-- START Records supplied --

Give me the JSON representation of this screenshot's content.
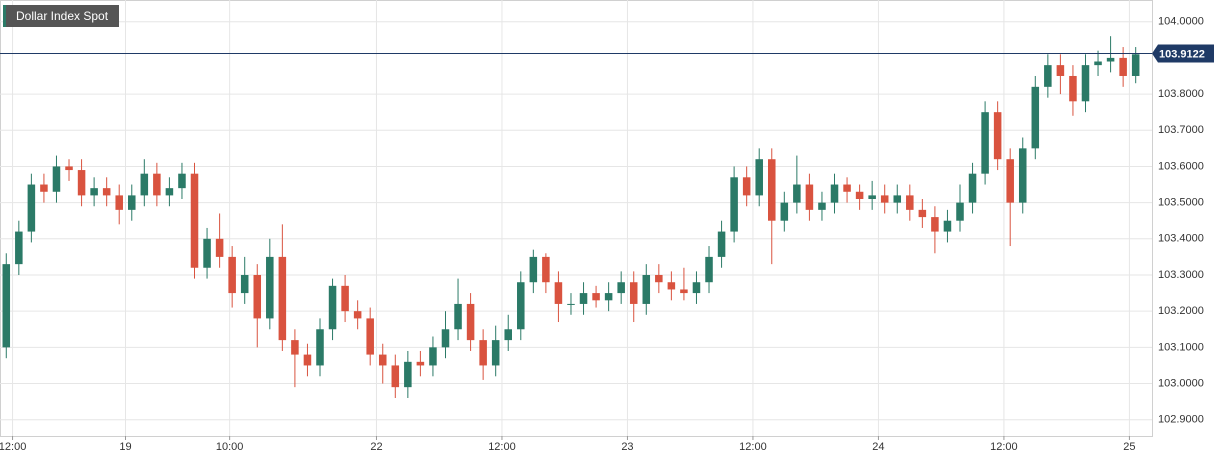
{
  "chart_data": {
    "type": "candlestick",
    "title": "Dollar Index Spot",
    "up_color": "#2b7a67",
    "down_color": "#d9533f",
    "last_price": 103.9122,
    "last_color": "#1f3a66",
    "xlim": [
      0,
      91.8
    ],
    "xticks": [
      {
        "value": 1,
        "label": "12:00"
      },
      {
        "value": 10,
        "label": "19"
      },
      {
        "value": 18.3,
        "label": "10:00"
      },
      {
        "value": 30,
        "label": "22"
      },
      {
        "value": 40,
        "label": "12:00"
      },
      {
        "value": 50,
        "label": "23"
      },
      {
        "value": 60,
        "label": "12:00"
      },
      {
        "value": 70,
        "label": "24"
      },
      {
        "value": 80,
        "label": "12:00"
      },
      {
        "value": 90,
        "label": "25"
      }
    ],
    "ylim": [
      102.855,
      104.06
    ],
    "yticks": [
      {
        "value": 102.9,
        "label": "102.9000"
      },
      {
        "value": 103,
        "label": "103.0000"
      },
      {
        "value": 103.1,
        "label": "103.1000"
      },
      {
        "value": 103.2,
        "label": "103.2000"
      },
      {
        "value": 103.3,
        "label": "103.3000"
      },
      {
        "value": 103.4,
        "label": "103.4000"
      },
      {
        "value": 103.5,
        "label": "103.5000"
      },
      {
        "value": 103.6,
        "label": "103.6000"
      },
      {
        "value": 103.7,
        "label": "103.7000"
      },
      {
        "value": 103.8,
        "label": "103.8000"
      },
      {
        "value": 104,
        "label": "104.0000"
      }
    ],
    "grid": true,
    "x": [
      0.5,
      1.5,
      2.5,
      3.5,
      4.5,
      5.5,
      6.5,
      7.5,
      8.5,
      9.5,
      10.5,
      11.5,
      12.5,
      13.5,
      14.5,
      15.5,
      16.5,
      17.5,
      18.5,
      19.5,
      20.5,
      21.5,
      22.5,
      23.5,
      24.5,
      25.5,
      26.5,
      27.5,
      28.5,
      29.5,
      30.5,
      31.5,
      32.5,
      33.5,
      34.5,
      35.5,
      36.5,
      37.5,
      38.5,
      39.5,
      40.5,
      41.5,
      42.5,
      43.5,
      44.5,
      45.5,
      46.5,
      47.5,
      48.5,
      49.5,
      50.5,
      51.5,
      52.5,
      53.5,
      54.5,
      55.5,
      56.5,
      57.5,
      58.5,
      59.5,
      60.5,
      61.5,
      62.5,
      63.5,
      64.5,
      65.5,
      66.5,
      67.5,
      68.5,
      69.5,
      70.5,
      71.5,
      72.5,
      73.5,
      74.5,
      75.5,
      76.5,
      77.5,
      78.5,
      79.5,
      80.5,
      81.5,
      82.5,
      83.5,
      84.5,
      85.5,
      86.5,
      87.5,
      88.5,
      89.5,
      90.5
    ],
    "open": [
      103.1,
      103.33,
      103.42,
      103.55,
      103.53,
      103.6,
      103.59,
      103.52,
      103.54,
      103.52,
      103.48,
      103.52,
      103.58,
      103.52,
      103.54,
      103.58,
      103.32,
      103.4,
      103.35,
      103.25,
      103.3,
      103.18,
      103.35,
      103.12,
      103.08,
      103.05,
      103.15,
      103.27,
      103.2,
      103.18,
      103.08,
      103.05,
      102.99,
      103.06,
      103.05,
      103.1,
      103.15,
      103.22,
      103.12,
      103.05,
      103.12,
      103.15,
      103.28,
      103.35,
      103.28,
      103.22,
      103.22,
      103.25,
      103.23,
      103.25,
      103.28,
      103.22,
      103.3,
      103.28,
      103.26,
      103.25,
      103.28,
      103.35,
      103.42,
      103.57,
      103.52,
      103.62,
      103.45,
      103.5,
      103.55,
      103.48,
      103.5,
      103.55,
      103.53,
      103.51,
      103.52,
      103.5,
      103.52,
      103.48,
      103.46,
      103.42,
      103.45,
      103.5,
      103.58,
      103.75,
      103.62,
      103.5,
      103.65,
      103.82,
      103.88,
      103.85,
      103.78,
      103.88,
      103.89,
      103.9,
      103.85
    ],
    "high": [
      103.36,
      103.45,
      103.58,
      103.58,
      103.63,
      103.62,
      103.62,
      103.57,
      103.57,
      103.55,
      103.55,
      103.62,
      103.61,
      103.57,
      103.61,
      103.61,
      103.43,
      103.47,
      103.38,
      103.35,
      103.33,
      103.4,
      103.44,
      103.15,
      103.11,
      103.18,
      103.29,
      103.3,
      103.23,
      103.21,
      103.11,
      103.08,
      103.09,
      103.09,
      103.13,
      103.2,
      103.29,
      103.25,
      103.15,
      103.16,
      103.19,
      103.31,
      103.37,
      103.36,
      103.31,
      103.25,
      103.28,
      103.27,
      103.28,
      103.31,
      103.31,
      103.33,
      103.33,
      103.31,
      103.32,
      103.31,
      103.38,
      103.45,
      103.6,
      103.6,
      103.65,
      103.65,
      103.53,
      103.63,
      103.58,
      103.53,
      103.58,
      103.57,
      103.55,
      103.56,
      103.55,
      103.55,
      103.55,
      103.51,
      103.49,
      103.48,
      103.55,
      103.61,
      103.78,
      103.78,
      103.65,
      103.68,
      103.85,
      103.91,
      103.91,
      103.88,
      103.91,
      103.92,
      103.96,
      103.93,
      103.93
    ],
    "low": [
      103.07,
      103.3,
      103.39,
      103.5,
      103.5,
      103.56,
      103.49,
      103.49,
      103.49,
      103.44,
      103.45,
      103.49,
      103.49,
      103.49,
      103.51,
      103.29,
      103.29,
      103.32,
      103.21,
      103.22,
      103.1,
      103.15,
      103.09,
      102.99,
      103.02,
      103.02,
      103.12,
      103.17,
      103.15,
      103.05,
      103.0,
      102.96,
      102.96,
      103.02,
      103.02,
      103.07,
      103.12,
      103.09,
      103.01,
      103.02,
      103.09,
      103.12,
      103.25,
      103.25,
      103.17,
      103.19,
      103.19,
      103.21,
      103.2,
      103.22,
      103.17,
      103.19,
      103.25,
      103.23,
      103.23,
      103.22,
      103.25,
      103.32,
      103.39,
      103.49,
      103.49,
      103.33,
      103.42,
      103.47,
      103.45,
      103.45,
      103.47,
      103.5,
      103.48,
      103.48,
      103.47,
      103.47,
      103.45,
      103.43,
      103.36,
      103.39,
      103.42,
      103.47,
      103.55,
      103.59,
      103.38,
      103.47,
      103.62,
      103.79,
      103.8,
      103.74,
      103.75,
      103.85,
      103.86,
      103.82,
      103.83
    ],
    "close": [
      103.33,
      103.42,
      103.55,
      103.53,
      103.6,
      103.59,
      103.52,
      103.54,
      103.52,
      103.48,
      103.52,
      103.58,
      103.52,
      103.54,
      103.58,
      103.32,
      103.4,
      103.35,
      103.25,
      103.3,
      103.18,
      103.35,
      103.12,
      103.08,
      103.05,
      103.15,
      103.27,
      103.2,
      103.18,
      103.08,
      103.05,
      102.99,
      103.06,
      103.05,
      103.1,
      103.15,
      103.22,
      103.12,
      103.05,
      103.12,
      103.15,
      103.28,
      103.35,
      103.28,
      103.22,
      103.22,
      103.25,
      103.23,
      103.25,
      103.28,
      103.22,
      103.3,
      103.28,
      103.26,
      103.25,
      103.28,
      103.35,
      103.42,
      103.57,
      103.52,
      103.62,
      103.45,
      103.5,
      103.55,
      103.48,
      103.5,
      103.55,
      103.53,
      103.51,
      103.52,
      103.5,
      103.52,
      103.48,
      103.46,
      103.42,
      103.45,
      103.5,
      103.58,
      103.75,
      103.62,
      103.5,
      103.65,
      103.82,
      103.88,
      103.85,
      103.78,
      103.88,
      103.89,
      103.9,
      103.85,
      103.91
    ]
  }
}
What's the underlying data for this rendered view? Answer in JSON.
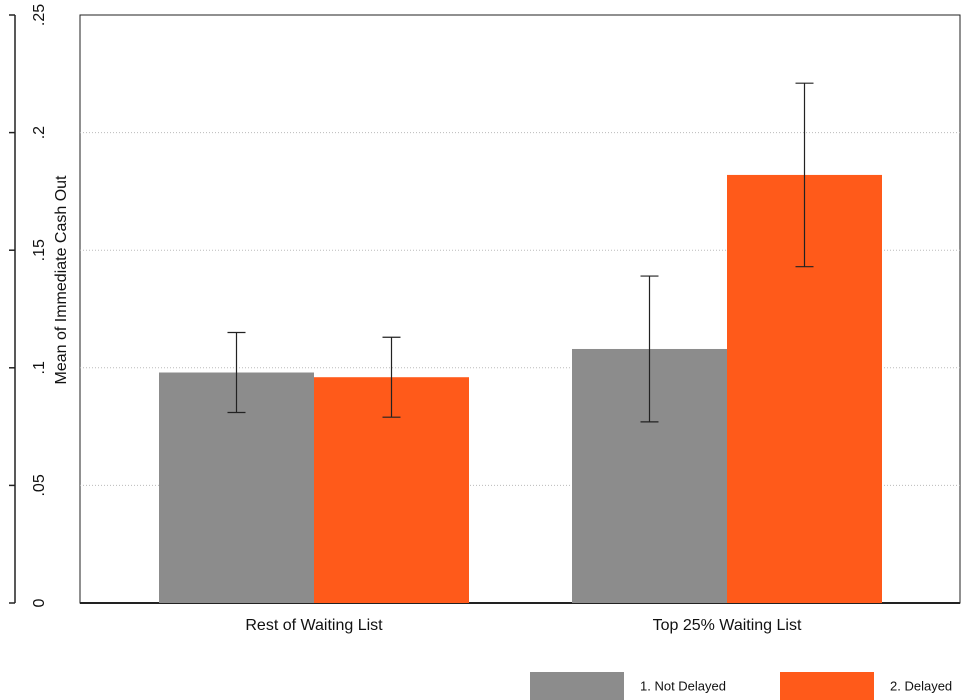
{
  "chart_data": {
    "type": "bar",
    "y_label": "Mean of Immediate Cash Out",
    "categories": [
      "Rest of Waiting List",
      "Top 25% Waiting List"
    ],
    "series": [
      {
        "name": "1. Not Delayed",
        "color": "#8c8c8c",
        "values": [
          0.098,
          0.108
        ],
        "errors": [
          0.017,
          0.031
        ]
      },
      {
        "name": "2. Delayed",
        "color": "#ff5a1a",
        "values": [
          0.096,
          0.182
        ],
        "errors": [
          0.017,
          0.039
        ]
      }
    ],
    "ylim": [
      0,
      0.25
    ],
    "yticks": [
      0,
      {
        "value": 0.05,
        "label": ".05"
      },
      {
        "value": 0.1,
        "label": ".1"
      },
      {
        "value": 0.15,
        "label": ".15"
      },
      {
        "value": 0.2,
        "label": ".2"
      },
      {
        "value": 0.25,
        "label": ".25"
      }
    ],
    "grid": true,
    "legend": "bottom"
  }
}
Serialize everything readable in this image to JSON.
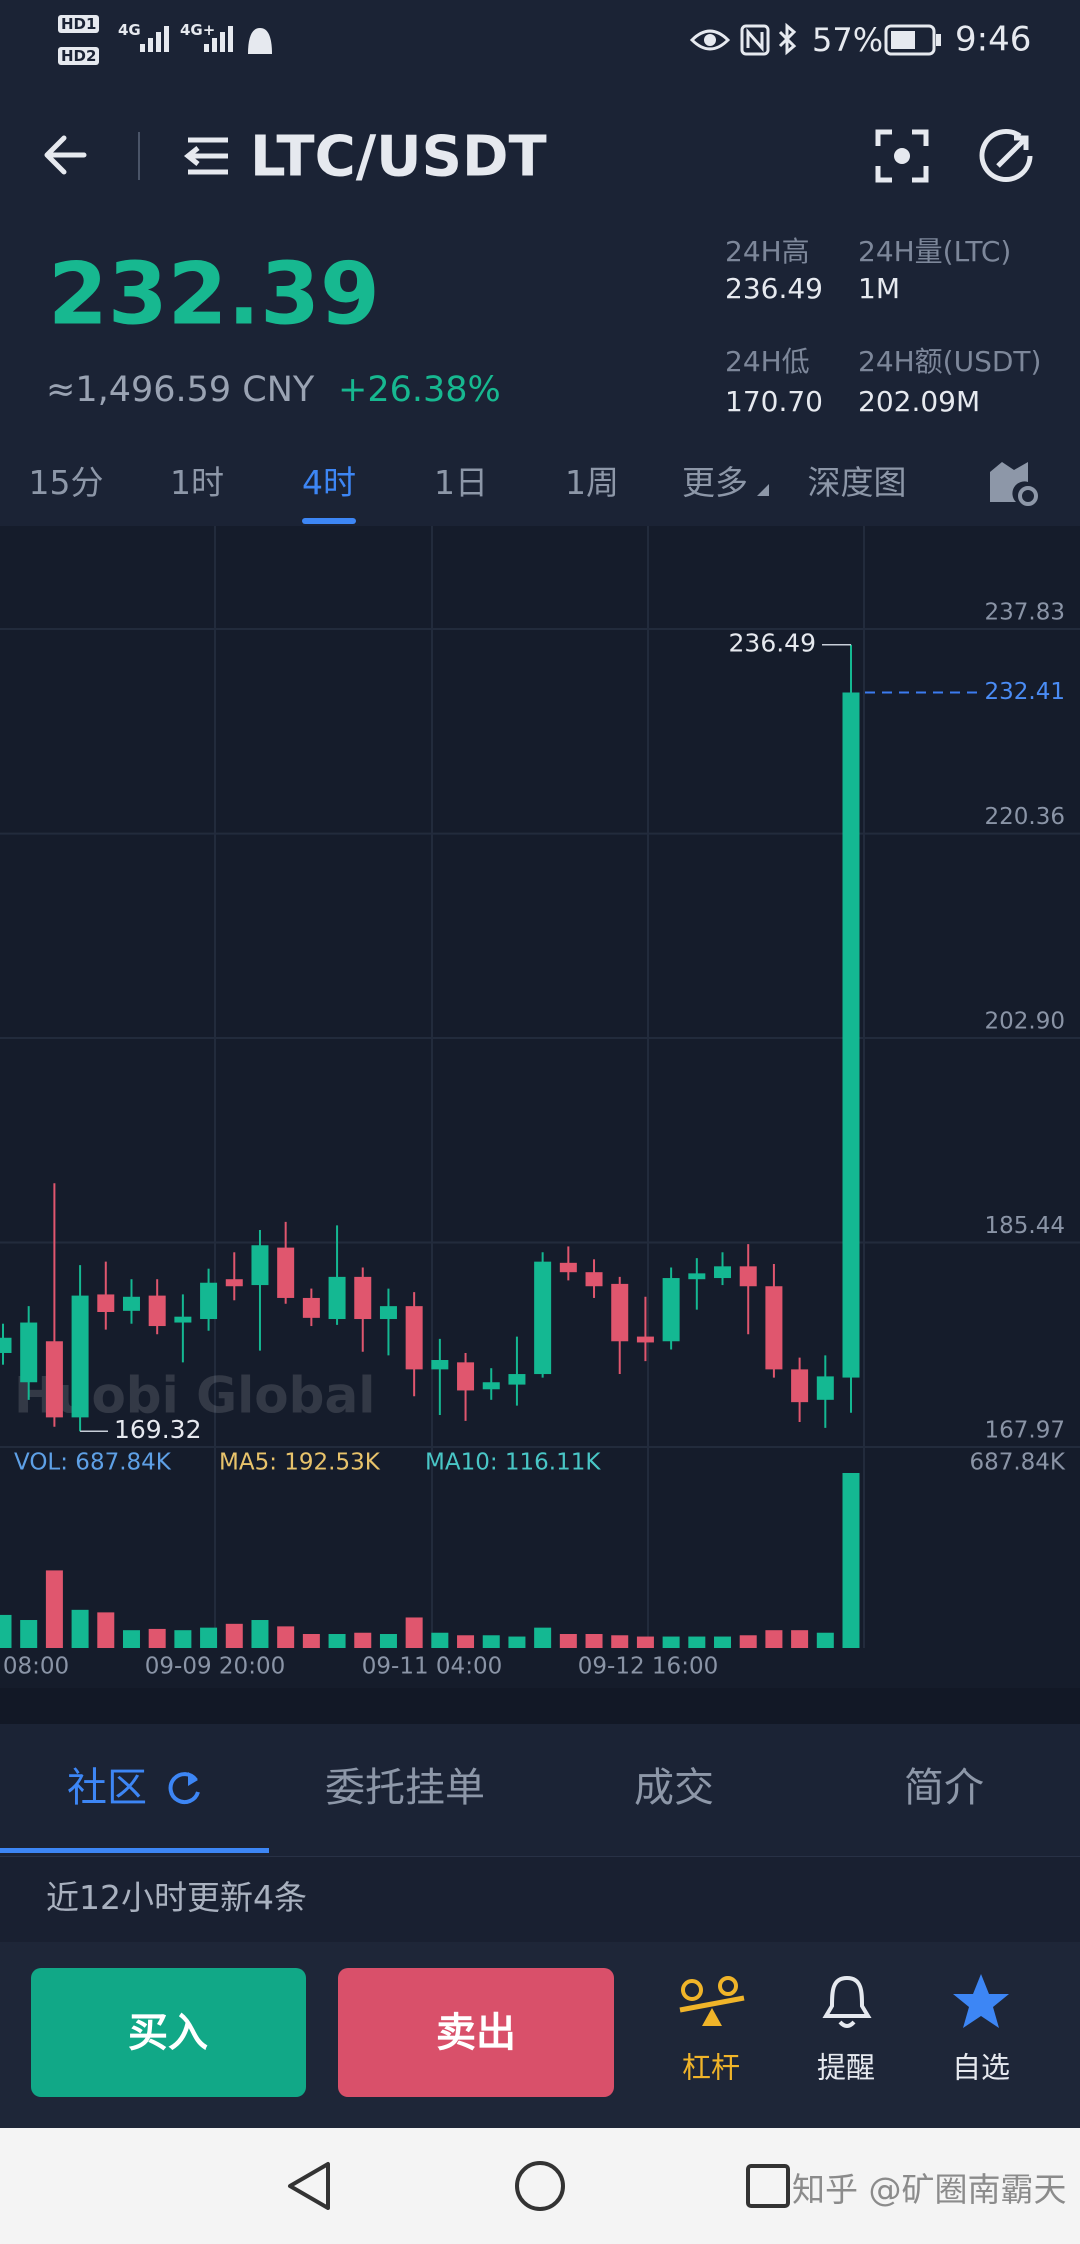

-- END Records supplied --

§ Short task:
Print the lines from the one that contains "What's the underlying" through the last line of the data, exactly and in full, and no other lines. Pictures are not part of the copy.

§ Reply:
What's the underlying data for this rendered view? Answer in JSON.
{
  "chart_data": {
    "type": "bar",
    "y_label": "Mean of Immediate Cash Out",
    "categories": [
      "Rest of Waiting List",
      "Top 25% Waiting List"
    ],
    "series": [
      {
        "name": "1. Not Delayed",
        "color": "#8c8c8c",
        "values": [
          0.098,
          0.108
        ],
        "errors": [
          0.017,
          0.031
        ]
      },
      {
        "name": "2. Delayed",
        "color": "#ff5a1a",
        "values": [
          0.096,
          0.182
        ],
        "errors": [
          0.017,
          0.039
        ]
      }
    ],
    "ylim": [
      0,
      0.25
    ],
    "yticks": [
      0,
      {
        "value": 0.05,
        "label": ".05"
      },
      {
        "value": 0.1,
        "label": ".1"
      },
      {
        "value": 0.15,
        "label": ".15"
      },
      {
        "value": 0.2,
        "label": ".2"
      },
      {
        "value": 0.25,
        "label": ".25"
      }
    ],
    "grid": true,
    "legend": "bottom"
  }
}
Serialize everything readable in this image to JSON.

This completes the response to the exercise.